TO BE DONE: The records underneath are to be repeated exactly, with the pictures left out.
======== DATA ENTRIES ========
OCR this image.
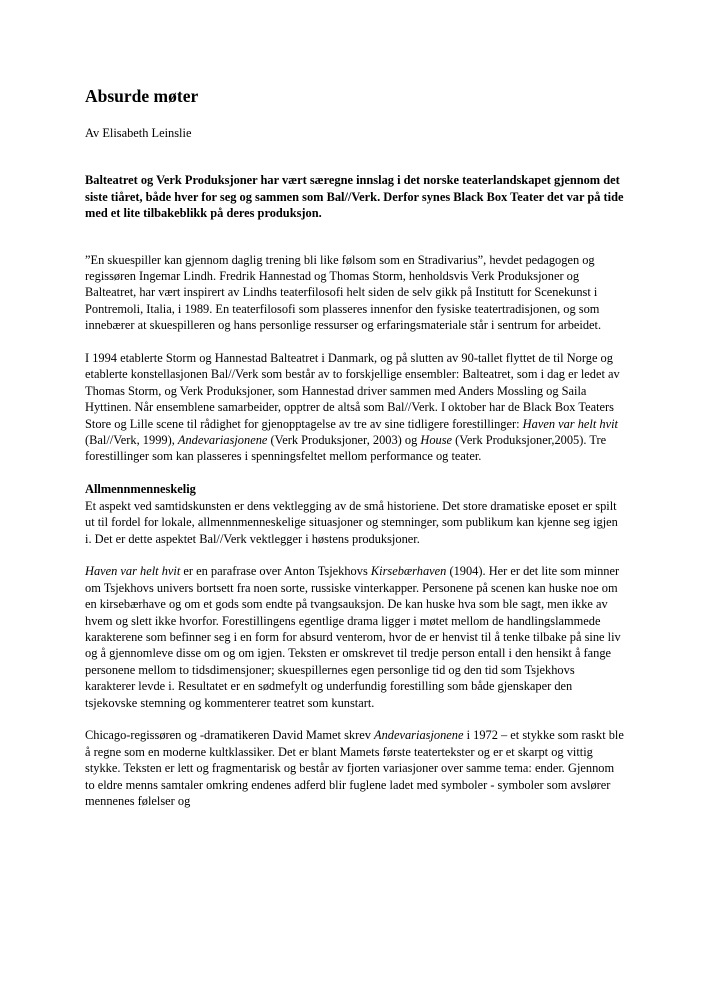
Absurde møter

Av Elisabeth Leinslie

Balteatret og Verk Produksjoner har vært særegne innslag i det norske teaterlandskapet gjennom det siste tiåret, både hver for seg og sammen som Bal//Verk. Derfor synes Black Box Teater det var på tide med et lite tilbakeblikk på deres produksjon.

”En skuespiller kan gjennom daglig trening bli like følsom som en Stradivarius”, hevdet pedagogen og regissøren Ingemar Lindh. Fredrik Hannestad og Thomas Storm, henholdsvis Verk Produksjoner og Balteatret, har vært inspirert av Lindhs teaterfilosofi helt siden de selv gikk på Institutt for Scenekunst i Pontremoli, Italia, i 1989. En teaterfilosofi som plasseres innenfor den fysiske teatertradisjonen, og som innebærer at skuespilleren og hans personlige ressurser og erfaringsmateriale står i sentrum for arbeidet.

I 1994 etablerte Storm og Hannestad Balteatret i Danmark, og på slutten av 90-tallet flyttet de til Norge og etablerte konstellasjonen Bal//Verk som består av to forskjellige ensembler: Balteatret, som i dag er ledet av Thomas Storm, og Verk Produksjoner, som Hannestad driver sammen med Anders Mossling og Saila Hyttinen. Når ensemblene samarbeider, opptrer de altså som Bal//Verk. I oktober har de Black Box Teaters Store og Lille scene til rådighet for gjenopptagelse av tre av sine tidligere forestillinger: Haven var helt hvit (Bal//Verk, 1999), Andevariasjonene (Verk Produksjoner, 2003) og House (Verk Produksjoner,2005). Tre forestillinger som kan plasseres i spenningsfeltet mellom performance og teater.

Allmennmenneskelig

Et aspekt ved samtidskunsten er dens vektlegging av de små historiene. Det store dramatiske eposet er spilt ut til fordel for lokale, allmennmenneskelige situasjoner og stemninger, som publikum kan kjenne seg igjen i. Det er dette aspektet Bal//Verk vektlegger i høstens produksjoner.

Haven var helt hvit er en parafrase over Anton Tsjekhovs Kirsebærhaven (1904). Her er det lite som minner om Tsjekhovs univers bortsett fra noen sorte, russiske vinterkapper. Personene på scenen kan huske noe om en kirsebærhave og om et gods som endte på tvangsauksjon. De kan huske hva som ble sagt, men ikke av hvem og slett ikke hvorfor. Forestillingens egentlige drama ligger i møtet mellom de handlingslammede karakterene som befinner seg i en form for absurd venterom, hvor de er henvist til å tenke tilbake på sine liv og å gjennomleve disse om og om igjen. Teksten er omskrevet til tredje person entall i den hensikt å fange personene mellom to tidsdimensjoner; skuespillernes egen personlige tid og den tid som Tsjekhovs karakterer levde i. Resultatet er en sødmefylt og underfundig forestilling som både gjenskaper den tsjekovske stemning og kommenterer teatret som kunstart.

Chicago-regissøren og -dramatikeren David Mamet skrev Andevariasjonene i 1972 – et stykke som raskt ble å regne som en moderne kultklassiker. Det er blant Mamets første teatertekster og er et skarpt og vittig stykke. Teksten er lett og fragmentarisk og består av fjorten variasjoner over samme tema: ender. Gjennom to eldre menns samtaler omkring endenes adferd blir fuglene ladet med symboler - symboler som avslører mennenes følelser og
========
TASK RESULT:
OCR this image.
Absurde møter

Av Elisabeth Leinslie

Balteatret og Verk Produksjoner har vært særegne innslag i det norske teaterlandskapet gjennom det siste tiåret, både hver for seg og sammen som Bal//Verk. Derfor synes Black Box Teater det var på tide med et lite tilbakeblikk på deres produksjon.

”En skuespiller kan gjennom daglig trening bli like følsom som en Stradivarius”, hevdet pedagogen og regissøren Ingemar Lindh. Fredrik Hannestad og Thomas Storm, henholdsvis Verk Produksjoner og Balteatret, har vært inspirert av Lindhs teaterfilosofi helt siden de selv gikk på Institutt for Scenekunst i Pontremoli, Italia, i 1989. En teaterfilosofi som plasseres innenfor den fysiske teatertradisjonen, og som innebærer at skuespilleren og hans personlige ressurser og erfaringsmateriale står i sentrum for arbeidet.

I 1994 etablerte Storm og Hannestad Balteatret i Danmark, og på slutten av 90-tallet flyttet de til Norge og etablerte konstellasjonen Bal//Verk som består av to forskjellige ensembler: Balteatret, som i dag er ledet av Thomas Storm, og Verk Produksjoner, som Hannestad driver sammen med Anders Mossling og Saila Hyttinen. Når ensemblene samarbeider, opptrer de altså som Bal//Verk. I oktober har de Black Box Teaters Store og Lille scene til rådighet for gjenopptagelse av tre av sine tidligere forestillinger: Haven var helt hvit (Bal//Verk, 1999), Andevariasjonene (Verk Produksjoner, 2003) og House (Verk Produksjoner,2005). Tre forestillinger som kan plasseres i spenningsfeltet mellom performance og teater.

Allmennmenneskelig

Et aspekt ved samtidskunsten er dens vektlegging av de små historiene. Det store dramatiske eposet er spilt ut til fordel for lokale, allmennmenneskelige situasjoner og stemninger, som publikum kan kjenne seg igjen i. Det er dette aspektet Bal//Verk vektlegger i høstens produksjoner.

Haven var helt hvit er en parafrase over Anton Tsjekhovs Kirsebærhaven (1904). Her er det lite som minner om Tsjekhovs univers bortsett fra noen sorte, russiske vinterkapper. Personene på scenen kan huske noe om en kirsebærhave og om et gods som endte på tvangsauksjon. De kan huske hva som ble sagt, men ikke av hvem og slett ikke hvorfor. Forestillingens egentlige drama ligger i møtet mellom de handlingslammede karakterene som befinner seg i en form for absurd venterom, hvor de er henvist til å tenke tilbake på sine liv og å gjennomleve disse om og om igjen. Teksten er omskrevet til tredje person entall i den hensikt å fange personene mellom to tidsdimensjoner; skuespillernes egen personlige tid og den tid som Tsjekhovs karakterer levde i. Resultatet er en sødmefylt og underfundig forestilling som både gjenskaper den tsjekovske stemning og kommenterer teatret som kunstart.

Chicago-regissøren og -dramatikeren David Mamet skrev Andevariasjonene i 1972 – et stykke som raskt ble å regne som en moderne kultklassiker. Det er blant Mamets første teatertekster og er et skarpt og vittig stykke. Teksten er lett og fragmentarisk og består av fjorten variasjoner over samme tema: ender. Gjennom to eldre menns samtaler omkring endenes adferd blir fuglene ladet med symboler - symboler som avslører mennenes følelser og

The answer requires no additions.